## Written problem
Here are records with pictures in them. Copy all of them exactly and leave the pictures out.

## Listing
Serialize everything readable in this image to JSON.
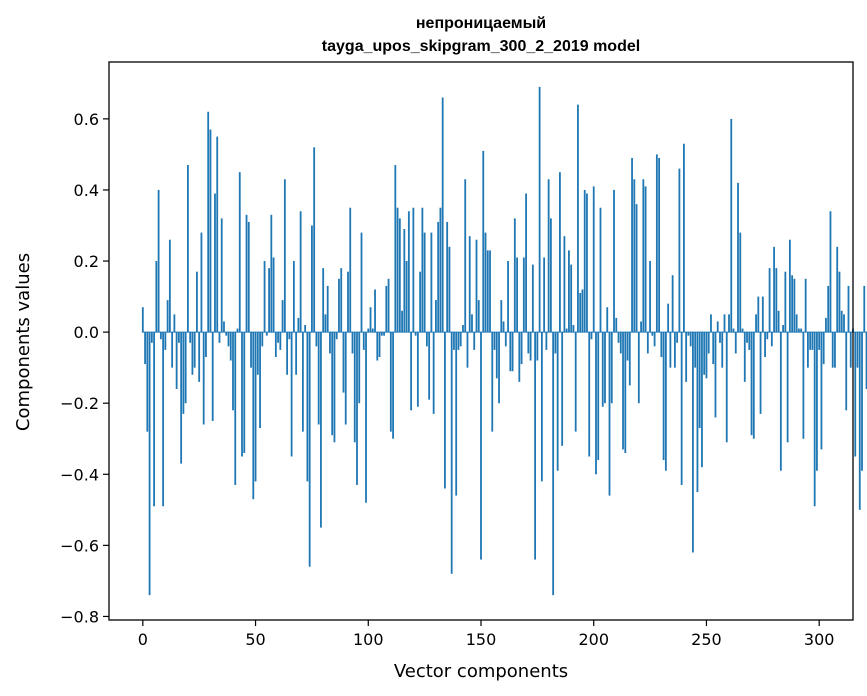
{
  "chart_data": {
    "type": "bar",
    "title": "непроницаемый",
    "subtitle": "tayga_upos_skipgram_300_2_2019 model",
    "xlabel": "Vector components",
    "ylabel": "Components values",
    "xlim": [
      -15,
      315
    ],
    "ylim": [
      -0.81,
      0.76
    ],
    "xticks": [
      0,
      50,
      100,
      150,
      200,
      250,
      300
    ],
    "xtick_labels": [
      "0",
      "50",
      "100",
      "150",
      "200",
      "250",
      "300"
    ],
    "yticks": [
      -0.8,
      -0.6,
      -0.4,
      -0.2,
      0.0,
      0.2,
      0.4,
      0.6
    ],
    "ytick_labels": [
      "−0.8",
      "−0.6",
      "−0.4",
      "−0.2",
      "0.0",
      "0.2",
      "0.4",
      "0.6"
    ],
    "grid": false,
    "bar_color": "#1f77b4",
    "values": [
      0.07,
      -0.09,
      -0.28,
      -0.74,
      -0.03,
      -0.49,
      0.2,
      0.4,
      -0.02,
      -0.49,
      -0.05,
      0.09,
      0.26,
      -0.1,
      0.05,
      -0.16,
      -0.03,
      -0.37,
      -0.23,
      -0.2,
      0.47,
      -0.03,
      -0.12,
      -0.1,
      0.17,
      -0.14,
      0.28,
      -0.26,
      -0.07,
      0.62,
      0.57,
      -0.25,
      0.39,
      0.55,
      -0.03,
      0.32,
      0.03,
      -0.01,
      -0.04,
      -0.08,
      -0.22,
      -0.43,
      0.01,
      0.45,
      -0.35,
      -0.34,
      0.33,
      0.31,
      -0.1,
      -0.47,
      -0.42,
      -0.12,
      -0.27,
      -0.04,
      0.2,
      -0.01,
      0.18,
      0.33,
      0.21,
      -0.07,
      -0.03,
      -0.05,
      0.09,
      0.43,
      -0.12,
      -0.02,
      -0.35,
      0.2,
      -0.12,
      0.04,
      0.34,
      -0.28,
      0.02,
      -0.42,
      -0.66,
      0.3,
      0.52,
      -0.04,
      -0.26,
      -0.55,
      0.18,
      0.05,
      0.13,
      -0.06,
      -0.29,
      -0.31,
      -0.02,
      0.15,
      0.18,
      -0.17,
      -0.26,
      0.17,
      0.35,
      -0.06,
      -0.31,
      -0.43,
      -0.2,
      0.28,
      -0.05,
      -0.48,
      0.01,
      0.07,
      0.01,
      0.12,
      -0.08,
      -0.07,
      -0.01,
      -0.01,
      0.13,
      0.15,
      -0.28,
      -0.3,
      0.47,
      0.35,
      0.32,
      0.06,
      0.29,
      0.2,
      0.34,
      -0.22,
      0.35,
      -0.01,
      -0.21,
      0.17,
      0.35,
      0.28,
      -0.04,
      -0.19,
      0.28,
      -0.23,
      0.09,
      0.31,
      0.35,
      0.66,
      -0.44,
      0.31,
      0.24,
      -0.68,
      -0.05,
      -0.46,
      -0.05,
      -0.04,
      0.02,
      0.43,
      -0.1,
      0.27,
      0.05,
      -0.05,
      0.26,
      0.09,
      -0.64,
      0.51,
      0.28,
      0.23,
      0.23,
      -0.28,
      -0.05,
      -0.13,
      -0.2,
      0.09,
      0.03,
      -0.04,
      0.2,
      -0.11,
      -0.11,
      0.32,
      0.21,
      -0.14,
      -0.09,
      0.21,
      0.39,
      -0.06,
      -0.08,
      0.19,
      -0.64,
      -0.08,
      0.69,
      -0.42,
      0.21,
      -0.05,
      0.43,
      0.32,
      -0.74,
      -0.06,
      -0.39,
      0.45,
      -0.32,
      0.27,
      0.01,
      0.23,
      0.19,
      0.02,
      -0.28,
      0.64,
      0.11,
      0.12,
      0.4,
      0.39,
      -0.35,
      -0.02,
      0.41,
      -0.4,
      -0.36,
      0.35,
      -0.21,
      -0.2,
      0.07,
      -0.46,
      -0.2,
      0.4,
      0.04,
      -0.03,
      -0.06,
      -0.33,
      -0.34,
      -0.08,
      -0.15,
      0.49,
      0.43,
      0.36,
      -0.2,
      0.03,
      0.43,
      0.41,
      -0.06,
      0.2,
      -0.01,
      -0.04,
      0.5,
      0.49,
      -0.07,
      -0.36,
      -0.39,
      0.08,
      -0.1,
      0.16,
      -0.1,
      -0.03,
      0.46,
      -0.43,
      0.53,
      -0.14,
      -0.01,
      -0.04,
      -0.62,
      -0.1,
      -0.45,
      -0.27,
      -0.38,
      -0.12,
      -0.13,
      -0.06,
      0.05,
      -0.09,
      -0.24,
      0.03,
      -0.03,
      -0.1,
      0.05,
      -0.31,
      0.05,
      0.6,
      0.01,
      -0.06,
      0.42,
      0.28,
      0.01,
      -0.14,
      -0.03,
      -0.05,
      -0.29,
      -0.3,
      0.05,
      0.1,
      -0.23,
      0.1,
      -0.07,
      -0.02,
      0.18,
      -0.04,
      0.24,
      0.18,
      0.06,
      -0.39,
      0.02,
      0.17,
      -0.31,
      0.26,
      0.16,
      0.15,
      0.05,
      0.01,
      0.01,
      -0.3,
      0.15,
      -0.1,
      -0.05,
      -0.05,
      -0.49,
      -0.39,
      -0.05,
      -0.33,
      -0.09,
      0.04,
      0.13,
      0.34,
      -0.1,
      -0.1,
      0.24,
      0.17,
      0.06,
      0.05,
      -0.22,
      0.13,
      -0.1,
      0.01,
      -0.35,
      -0.1,
      -0.5,
      -0.39,
      0.13,
      -0.16
    ]
  }
}
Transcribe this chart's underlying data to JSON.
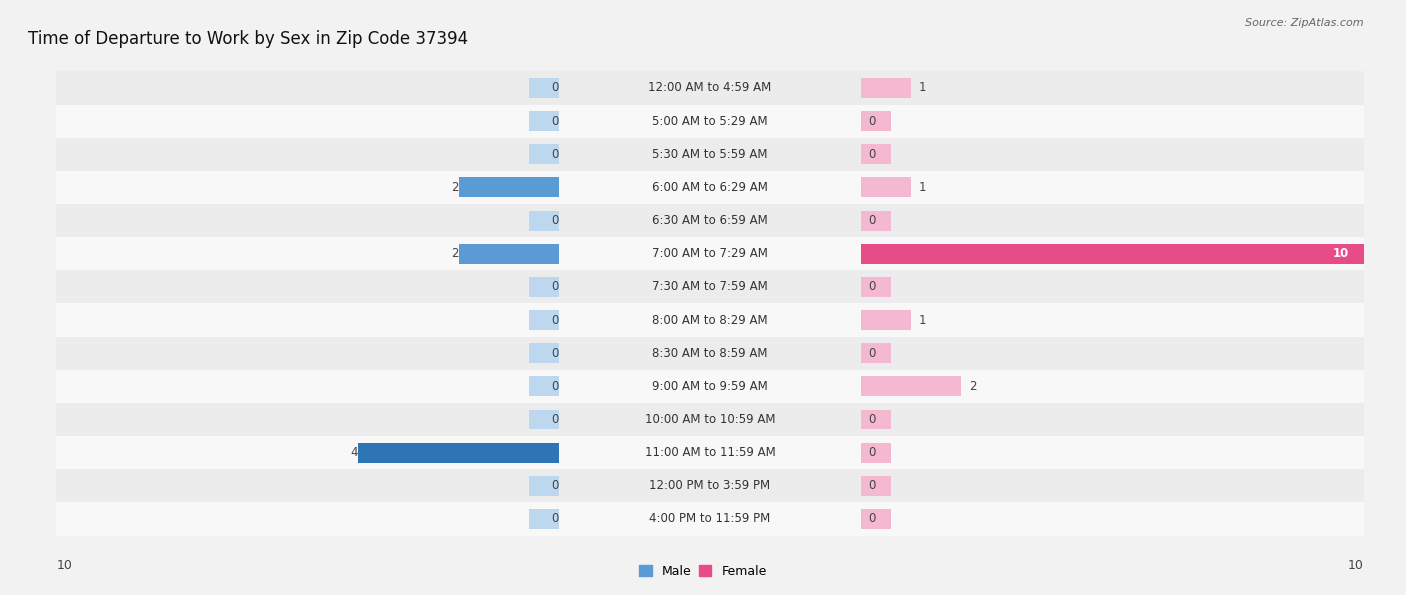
{
  "title": "Time of Departure to Work by Sex in Zip Code 37394",
  "source": "Source: ZipAtlas.com",
  "categories": [
    "12:00 AM to 4:59 AM",
    "5:00 AM to 5:29 AM",
    "5:30 AM to 5:59 AM",
    "6:00 AM to 6:29 AM",
    "6:30 AM to 6:59 AM",
    "7:00 AM to 7:29 AM",
    "7:30 AM to 7:59 AM",
    "8:00 AM to 8:29 AM",
    "8:30 AM to 8:59 AM",
    "9:00 AM to 9:59 AM",
    "10:00 AM to 10:59 AM",
    "11:00 AM to 11:59 AM",
    "12:00 PM to 3:59 PM",
    "4:00 PM to 11:59 PM"
  ],
  "male_values": [
    0,
    0,
    0,
    2,
    0,
    2,
    0,
    0,
    0,
    0,
    0,
    4,
    0,
    0
  ],
  "female_values": [
    1,
    0,
    0,
    1,
    0,
    10,
    0,
    1,
    0,
    2,
    0,
    0,
    0,
    0
  ],
  "male_color_active": "#5b9bd5",
  "male_color_light": "#bdd7ee",
  "female_color_active": "#e84c88",
  "female_color_light": "#f4b8d0",
  "male_highlight_color": "#2e75b6",
  "female_highlight_color": "#c9234a",
  "xlim": 10,
  "bar_height": 0.6,
  "bg_color": "#f2f2f2",
  "row_even_color": "#ececec",
  "row_odd_color": "#f8f8f8",
  "legend_male_label": "Male",
  "legend_female_label": "Female",
  "title_fontsize": 12,
  "category_fontsize": 8.5,
  "value_fontsize": 8.5,
  "source_fontsize": 8,
  "axis_label_fontsize": 9
}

## Task solution
Serialize everything readable in this image to JSON.
{
  "chart_data": {
    "type": "bar",
    "title": "непроницаемый",
    "subtitle": "tayga_upos_skipgram_300_2_2019 model",
    "xlabel": "Vector components",
    "ylabel": "Components values",
    "xlim": [
      -15,
      315
    ],
    "ylim": [
      -0.81,
      0.76
    ],
    "xticks": [
      0,
      50,
      100,
      150,
      200,
      250,
      300
    ],
    "xtick_labels": [
      "0",
      "50",
      "100",
      "150",
      "200",
      "250",
      "300"
    ],
    "yticks": [
      -0.8,
      -0.6,
      -0.4,
      -0.2,
      0.0,
      0.2,
      0.4,
      0.6
    ],
    "ytick_labels": [
      "−0.8",
      "−0.6",
      "−0.4",
      "−0.2",
      "0.0",
      "0.2",
      "0.4",
      "0.6"
    ],
    "grid": false,
    "bar_color": "#1f77b4",
    "values": [
      0.07,
      -0.09,
      -0.28,
      -0.74,
      -0.03,
      -0.49,
      0.2,
      0.4,
      -0.02,
      -0.49,
      -0.05,
      0.09,
      0.26,
      -0.1,
      0.05,
      -0.16,
      -0.03,
      -0.37,
      -0.23,
      -0.2,
      0.47,
      -0.03,
      -0.12,
      -0.1,
      0.17,
      -0.14,
      0.28,
      -0.26,
      -0.07,
      0.62,
      0.57,
      -0.25,
      0.39,
      0.55,
      -0.03,
      0.32,
      0.03,
      -0.01,
      -0.04,
      -0.08,
      -0.22,
      -0.43,
      0.01,
      0.45,
      -0.35,
      -0.34,
      0.33,
      0.31,
      -0.1,
      -0.47,
      -0.42,
      -0.12,
      -0.27,
      -0.04,
      0.2,
      -0.01,
      0.18,
      0.33,
      0.21,
      -0.07,
      -0.03,
      -0.05,
      0.09,
      0.43,
      -0.12,
      -0.02,
      -0.35,
      0.2,
      -0.12,
      0.04,
      0.34,
      -0.28,
      0.02,
      -0.42,
      -0.66,
      0.3,
      0.52,
      -0.04,
      -0.26,
      -0.55,
      0.18,
      0.05,
      0.13,
      -0.06,
      -0.29,
      -0.31,
      -0.02,
      0.15,
      0.18,
      -0.17,
      -0.26,
      0.17,
      0.35,
      -0.06,
      -0.31,
      -0.43,
      -0.2,
      0.28,
      -0.05,
      -0.48,
      0.01,
      0.07,
      0.01,
      0.12,
      -0.08,
      -0.07,
      -0.01,
      -0.01,
      0.13,
      0.15,
      -0.28,
      -0.3,
      0.47,
      0.35,
      0.32,
      0.06,
      0.29,
      0.2,
      0.34,
      -0.22,
      0.35,
      -0.01,
      -0.21,
      0.17,
      0.35,
      0.28,
      -0.04,
      -0.19,
      0.28,
      -0.23,
      0.09,
      0.31,
      0.35,
      0.66,
      -0.44,
      0.31,
      0.24,
      -0.68,
      -0.05,
      -0.46,
      -0.05,
      -0.04,
      0.02,
      0.43,
      -0.1,
      0.27,
      0.05,
      -0.05,
      0.26,
      0.09,
      -0.64,
      0.51,
      0.28,
      0.23,
      0.23,
      -0.28,
      -0.05,
      -0.13,
      -0.2,
      0.09,
      0.03,
      -0.04,
      0.2,
      -0.11,
      -0.11,
      0.32,
      0.21,
      -0.14,
      -0.09,
      0.21,
      0.39,
      -0.06,
      -0.08,
      0.19,
      -0.64,
      -0.08,
      0.69,
      -0.42,
      0.21,
      -0.05,
      0.43,
      0.32,
      -0.74,
      -0.06,
      -0.39,
      0.45,
      -0.32,
      0.27,
      0.01,
      0.23,
      0.19,
      0.02,
      -0.28,
      0.64,
      0.11,
      0.12,
      0.4,
      0.39,
      -0.35,
      -0.02,
      0.41,
      -0.4,
      -0.36,
      0.35,
      -0.21,
      -0.2,
      0.07,
      -0.46,
      -0.2,
      0.4,
      0.04,
      -0.03,
      -0.06,
      -0.33,
      -0.34,
      -0.08,
      -0.15,
      0.49,
      0.43,
      0.36,
      -0.2,
      0.03,
      0.43,
      0.41,
      -0.06,
      0.2,
      -0.01,
      -0.04,
      0.5,
      0.49,
      -0.07,
      -0.36,
      -0.39,
      0.08,
      -0.1,
      0.16,
      -0.1,
      -0.03,
      0.46,
      -0.43,
      0.53,
      -0.14,
      -0.01,
      -0.04,
      -0.62,
      -0.1,
      -0.45,
      -0.27,
      -0.38,
      -0.12,
      -0.13,
      -0.06,
      0.05,
      -0.09,
      -0.24,
      0.03,
      -0.03,
      -0.1,
      0.05,
      -0.31,
      0.05,
      0.6,
      0.01,
      -0.06,
      0.42,
      0.28,
      0.01,
      -0.14,
      -0.03,
      -0.05,
      -0.29,
      -0.3,
      0.05,
      0.1,
      -0.23,
      0.1,
      -0.07,
      -0.02,
      0.18,
      -0.04,
      0.24,
      0.18,
      0.06,
      -0.39,
      0.02,
      0.17,
      -0.31,
      0.26,
      0.16,
      0.15,
      0.05,
      0.01,
      0.01,
      -0.3,
      0.15,
      -0.1,
      -0.05,
      -0.05,
      -0.49,
      -0.39,
      -0.05,
      -0.33,
      -0.09,
      0.04,
      0.13,
      0.34,
      -0.1,
      -0.1,
      0.24,
      0.17,
      0.06,
      0.05,
      -0.22,
      0.13,
      -0.1,
      0.01,
      -0.35,
      -0.1,
      -0.5,
      -0.39,
      0.13,
      -0.16
    ]
  }
}
Transcribe this chart's underlying data to JSON.
{
  "title": "Time of Departure to Work by Sex in Zip Code 37394",
  "source": "Source: ZipAtlas.com",
  "categories": [
    "12:00 AM to 4:59 AM",
    "5:00 AM to 5:29 AM",
    "5:30 AM to 5:59 AM",
    "6:00 AM to 6:29 AM",
    "6:30 AM to 6:59 AM",
    "7:00 AM to 7:29 AM",
    "7:30 AM to 7:59 AM",
    "8:00 AM to 8:29 AM",
    "8:30 AM to 8:59 AM",
    "9:00 AM to 9:59 AM",
    "10:00 AM to 10:59 AM",
    "11:00 AM to 11:59 AM",
    "12:00 PM to 3:59 PM",
    "4:00 PM to 11:59 PM"
  ],
  "male_values": [
    0,
    0,
    0,
    2,
    0,
    2,
    0,
    0,
    0,
    0,
    0,
    4,
    0,
    0
  ],
  "female_values": [
    1,
    0,
    0,
    1,
    0,
    10,
    0,
    1,
    0,
    2,
    0,
    0,
    0,
    0
  ],
  "male_color_active": "#5b9bd5",
  "male_color_light": "#bdd7ee",
  "female_color_active": "#e84c88",
  "female_color_light": "#f4b8d0",
  "male_highlight_color": "#2e75b6",
  "female_highlight_color": "#c9234a",
  "xlim": 10,
  "bar_height": 0.6,
  "bg_color": "#f2f2f2",
  "row_even_color": "#ececec",
  "row_odd_color": "#f8f8f8",
  "legend_male_label": "Male",
  "legend_female_label": "Female",
  "title_fontsize": 12,
  "category_fontsize": 8.5,
  "value_fontsize": 8.5,
  "source_fontsize": 8,
  "axis_label_fontsize": 9
}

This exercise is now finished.